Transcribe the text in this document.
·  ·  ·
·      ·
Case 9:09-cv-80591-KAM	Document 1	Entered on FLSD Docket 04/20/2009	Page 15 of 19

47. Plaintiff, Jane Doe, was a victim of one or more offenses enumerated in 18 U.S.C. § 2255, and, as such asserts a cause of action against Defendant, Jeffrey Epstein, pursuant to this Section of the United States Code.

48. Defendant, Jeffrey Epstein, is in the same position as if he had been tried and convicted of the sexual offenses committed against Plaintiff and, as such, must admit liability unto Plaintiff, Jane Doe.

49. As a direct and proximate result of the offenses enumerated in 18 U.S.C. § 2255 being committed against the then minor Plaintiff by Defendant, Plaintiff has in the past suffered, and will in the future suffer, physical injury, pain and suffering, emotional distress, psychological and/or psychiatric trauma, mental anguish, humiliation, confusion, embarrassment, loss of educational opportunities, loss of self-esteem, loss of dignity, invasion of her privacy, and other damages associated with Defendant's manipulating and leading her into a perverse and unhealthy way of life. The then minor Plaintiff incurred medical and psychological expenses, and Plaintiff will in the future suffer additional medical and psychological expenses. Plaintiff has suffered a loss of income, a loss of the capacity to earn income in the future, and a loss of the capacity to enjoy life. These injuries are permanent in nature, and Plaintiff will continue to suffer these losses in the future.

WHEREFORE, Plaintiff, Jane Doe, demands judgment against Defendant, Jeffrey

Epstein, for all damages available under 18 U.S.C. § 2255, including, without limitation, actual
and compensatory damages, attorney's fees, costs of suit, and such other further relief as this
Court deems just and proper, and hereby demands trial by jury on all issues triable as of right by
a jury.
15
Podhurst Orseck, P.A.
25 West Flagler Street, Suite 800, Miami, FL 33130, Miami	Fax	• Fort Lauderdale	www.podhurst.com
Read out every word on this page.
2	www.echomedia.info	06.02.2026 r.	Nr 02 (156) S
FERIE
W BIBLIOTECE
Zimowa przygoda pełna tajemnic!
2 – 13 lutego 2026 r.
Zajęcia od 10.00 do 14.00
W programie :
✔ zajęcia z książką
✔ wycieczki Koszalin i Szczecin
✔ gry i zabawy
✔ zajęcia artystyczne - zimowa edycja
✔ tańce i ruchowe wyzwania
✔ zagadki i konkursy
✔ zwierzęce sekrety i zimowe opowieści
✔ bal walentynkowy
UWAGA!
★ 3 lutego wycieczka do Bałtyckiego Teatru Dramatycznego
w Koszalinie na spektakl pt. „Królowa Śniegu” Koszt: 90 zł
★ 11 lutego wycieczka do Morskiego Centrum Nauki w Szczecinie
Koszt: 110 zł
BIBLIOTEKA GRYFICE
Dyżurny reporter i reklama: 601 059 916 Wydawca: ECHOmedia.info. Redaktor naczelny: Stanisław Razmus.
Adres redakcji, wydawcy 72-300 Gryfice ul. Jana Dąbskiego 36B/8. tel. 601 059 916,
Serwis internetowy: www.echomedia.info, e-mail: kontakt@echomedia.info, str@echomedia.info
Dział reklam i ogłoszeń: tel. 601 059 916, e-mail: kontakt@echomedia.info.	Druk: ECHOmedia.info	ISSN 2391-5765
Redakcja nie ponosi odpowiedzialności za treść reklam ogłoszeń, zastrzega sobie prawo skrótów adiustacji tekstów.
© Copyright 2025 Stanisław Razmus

· · · · · · ·

**EXERCISE**
Show each line of the data that contains the string "Defendant".

**SOLUTION TO THIS TASK**
47. Plaintiff, Jane Doe, was a victim of one or more offenses enumerated in 18 U.S.C. § 2255, and, as such asserts a cause of action against Defendant, Jeffrey Epstein, pursuant to this Section of the United States Code.
48. Defendant, Jeffrey Epstein, is in the same position as if he had been tried and convicted of the sexual offenses committed against Plaintiff and, as such, must admit liability unto Plaintiff, Jane Doe.
49. As a direct and proximate result of the offenses enumerated in 18 U.S.C. § 2255 being committed against the then minor Plaintiff by Defendant, Plaintiff has in the past suffered, and will in the future suffer, physical injury, pain and suffering, emotional distress, psychological and/or psychiatric trauma, mental anguish, humiliation, confusion, embarrassment, loss of educational opportunities, loss of self-esteem, loss of dignity, invasion of her privacy, and other damages associated with Defendant's manipulating and leading her into a perverse and unhealthy way of life. The then minor Plaintiff incurred medical and psychological expenses, and Plaintiff will in the future suffer additional medical and psychological expenses. Plaintiff has suffered a loss of income, a loss of the capacity to earn income in the future, and a loss of the capacity to enjoy life. These injuries are permanent in nature, and Plaintiff will continue to suffer these losses in the future.
WHEREFORE, Plaintiff, Jane Doe, demands judgment against Defendant, Jeffrey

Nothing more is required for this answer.